▶ _Set exercise_
Extract every entry word for word. Skip the pictures.

▶ _Data entries_
+--

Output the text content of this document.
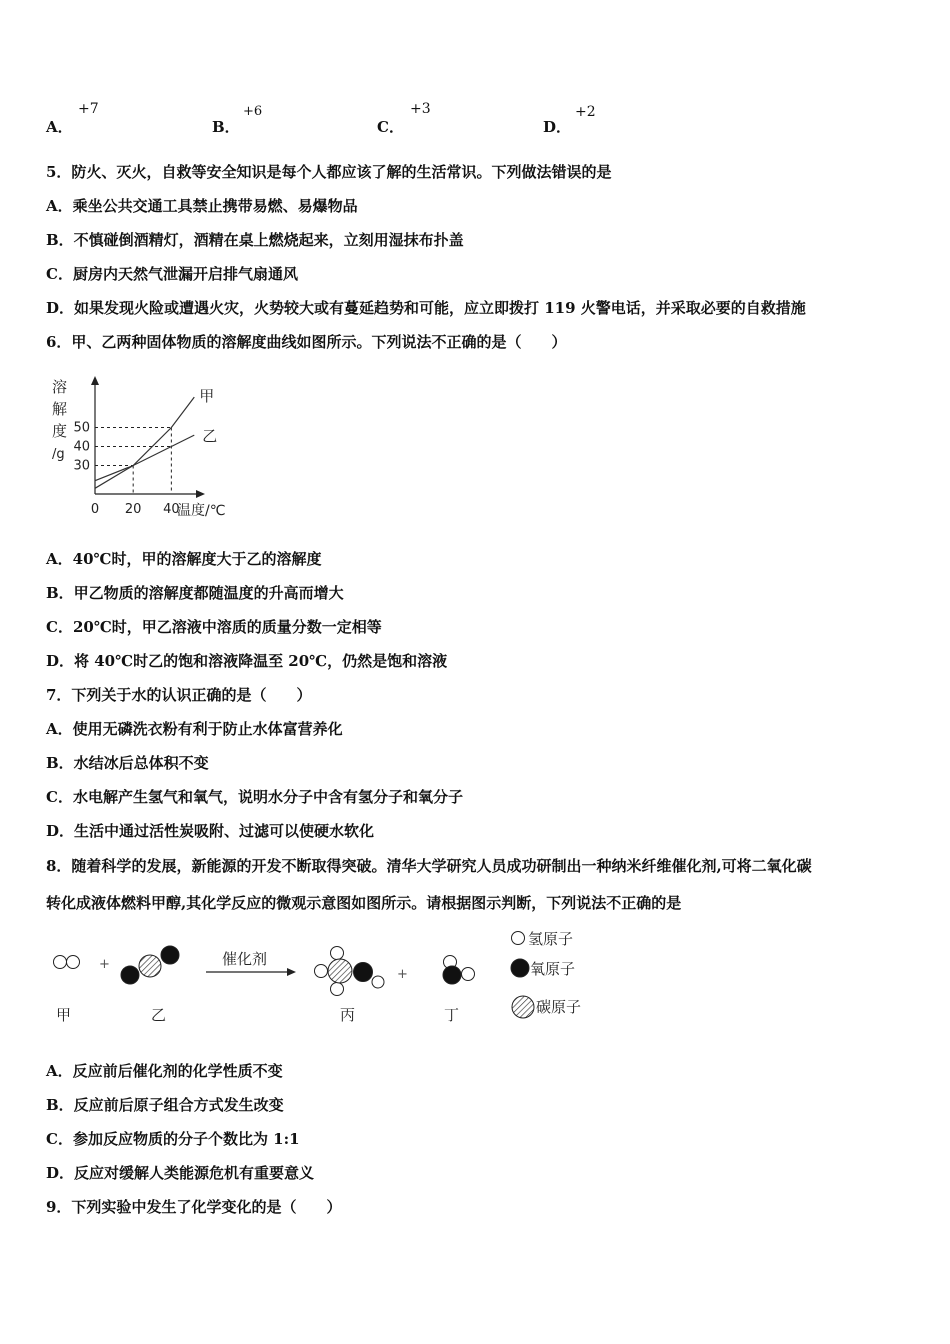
A．
+7
B．
+6
C．
+3
D．
+2
5．防火、灭火，自救等安全知识是每个人都应该了解的生活常识。下列做法错误的是
A．乘坐公共交通工具禁止携带易燃、易爆物品
B．不慎碰倒酒精灯，酒精在桌上燃烧起来，立刻用湿抹布扑盖
C．厨房内天然气泄漏开启排气扇通风
D．如果发现火险或遭遇火灾，火势较大或有蔓延趋势和可能，应立即拨打 119 火警电话，并采取必要的自救措施
6．甲、乙两种固体物质的溶解度曲线如图所示。下列说法不正确的是（　　）
溶
解
度
/g
0 20 40
30
40
50
温度/℃
甲
乙
A．40℃时，甲的溶解度大于乙的溶解度
B．甲乙物质的溶解度都随温度的升高而增大
C．20℃时，甲乙溶液中溶质的质量分数一定相等
D．将 40℃时乙的饱和溶液降温至 20℃，仍然是饱和溶液
7．下列关于水的认识正确的是（　　）
A．使用无磷洗衣粉有利于防止水体富营养化
B．水结冰后总体积不变
C．水电解产生氢气和氧气，说明水分子中含有氢分子和氧分子
D．生活中通过活性炭吸附、过滤可以使硬水软化
8．随着科学的发展，新能源的开发不断取得突破。清华大学研究人员成功研制出一种纳米纤维催化剂,可将二氧化碳
转化成液体燃料甲醇,其化学反应的微观示意图如图所示。请根据图示判断，下列说法不正确的是
催化剂
+
+
甲	乙	丙	丁
氢原子
氧原子
碳原子
A．反应前后催化剂的化学性质不变
B．反应前后原子组合方式发生改变
C．参加反应物质的分子个数比为 1:1
D．反应对缓解人类能源危机有重要意义
9．下列实验中发生了化学变化的是（　　）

+--

▶ _Exercise answer_
Output the text content of this document.
A．
+7
B．
+6
C．
+3
D．
+2
5．防火、灭火，自救等安全知识是每个人都应该了解的生活常识。下列做法错误的是
A．乘坐公共交通工具禁止携带易燃、易爆物品
B．不慎碰倒酒精灯，酒精在桌上燃烧起来，立刻用湿抹布扑盖
C．厨房内天然气泄漏开启排气扇通风
D．如果发现火险或遭遇火灾，火势较大或有蔓延趋势和可能，应立即拨打 119 火警电话，并采取必要的自救措施
6．甲、乙两种固体物质的溶解度曲线如图所示。下列说法不正确的是（　　）
溶
解
度
/g
0 20 40
30
40
50
温度/℃
甲
乙
A．40℃时，甲的溶解度大于乙的溶解度
B．甲乙物质的溶解度都随温度的升高而增大
C．20℃时，甲乙溶液中溶质的质量分数一定相等
D．将 40℃时乙的饱和溶液降温至 20℃，仍然是饱和溶液
7．下列关于水的认识正确的是（　　）
A．使用无磷洗衣粉有利于防止水体富营养化
B．水结冰后总体积不变
C．水电解产生氢气和氧气，说明水分子中含有氢分子和氧分子
D．生活中通过活性炭吸附、过滤可以使硬水软化
8．随着科学的发展，新能源的开发不断取得突破。清华大学研究人员成功研制出一种纳米纤维催化剂,可将二氧化碳
转化成液体燃料甲醇,其化学反应的微观示意图如图所示。请根据图示判断，下列说法不正确的是
催化剂
+
+
甲	乙	丙	丁
氢原子
氧原子
碳原子
A．反应前后催化剂的化学性质不变
B．反应前后原子组合方式发生改变
C．参加反应物质的分子个数比为 1:1
D．反应对缓解人类能源危机有重要意义
9．下列实验中发生了化学变化的是（　　）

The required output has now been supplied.